### GOAL
Copy the data word for word, keeping every line.

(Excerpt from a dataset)
▶

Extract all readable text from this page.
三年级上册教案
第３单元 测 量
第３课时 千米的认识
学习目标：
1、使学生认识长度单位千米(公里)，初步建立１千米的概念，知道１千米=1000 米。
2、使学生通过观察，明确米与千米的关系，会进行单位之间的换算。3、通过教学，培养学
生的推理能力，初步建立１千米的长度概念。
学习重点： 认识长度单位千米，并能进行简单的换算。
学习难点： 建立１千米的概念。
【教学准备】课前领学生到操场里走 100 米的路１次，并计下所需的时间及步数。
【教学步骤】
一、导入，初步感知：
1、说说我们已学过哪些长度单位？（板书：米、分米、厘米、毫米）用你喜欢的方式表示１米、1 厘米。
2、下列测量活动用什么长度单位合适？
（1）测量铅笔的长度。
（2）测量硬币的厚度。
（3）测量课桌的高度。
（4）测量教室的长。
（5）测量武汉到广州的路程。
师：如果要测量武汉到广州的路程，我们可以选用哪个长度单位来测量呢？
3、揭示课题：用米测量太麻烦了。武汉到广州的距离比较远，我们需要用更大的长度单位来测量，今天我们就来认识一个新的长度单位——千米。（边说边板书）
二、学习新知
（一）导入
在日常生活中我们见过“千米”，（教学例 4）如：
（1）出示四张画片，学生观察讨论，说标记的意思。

◀

### WRITTEN ANSWER
Extract all readable text from this page.
三年级上册教案
第３单元 测 量
第３课时 千米的认识
学习目标：
1、使学生认识长度单位千米(公里)，初步建立１千米的概念，知道１千米=1000 米。
2、使学生通过观察，明确米与千米的关系，会进行单位之间的换算。3、通过教学，培养学
生的推理能力，初步建立１千米的长度概念。
学习重点： 认识长度单位千米，并能进行简单的换算。
学习难点： 建立１千米的概念。
【教学准备】课前领学生到操场里走 100 米的路１次，并计下所需的时间及步数。
【教学步骤】
一、导入，初步感知：
1、说说我们已学过哪些长度单位？（板书：米、分米、厘米、毫米）用你喜欢的方式表示１米、1 厘米。
2、下列测量活动用什么长度单位合适？
（1）测量铅笔的长度。
（2）测量硬币的厚度。
（3）测量课桌的高度。
（4）测量教室的长。
（5）测量武汉到广州的路程。
师：如果要测量武汉到广州的路程，我们可以选用哪个长度单位来测量呢？
3、揭示课题：用米测量太麻烦了。武汉到广州的距离比较远，我们需要用更大的长度单位来测量，今天我们就来认识一个新的长度单位——千米。（边说边板书）
二、学习新知
（一）导入
在日常生活中我们见过“千米”，（教学例 4）如：
（1）出示四张画片，学生观察讨论，说标记的意思。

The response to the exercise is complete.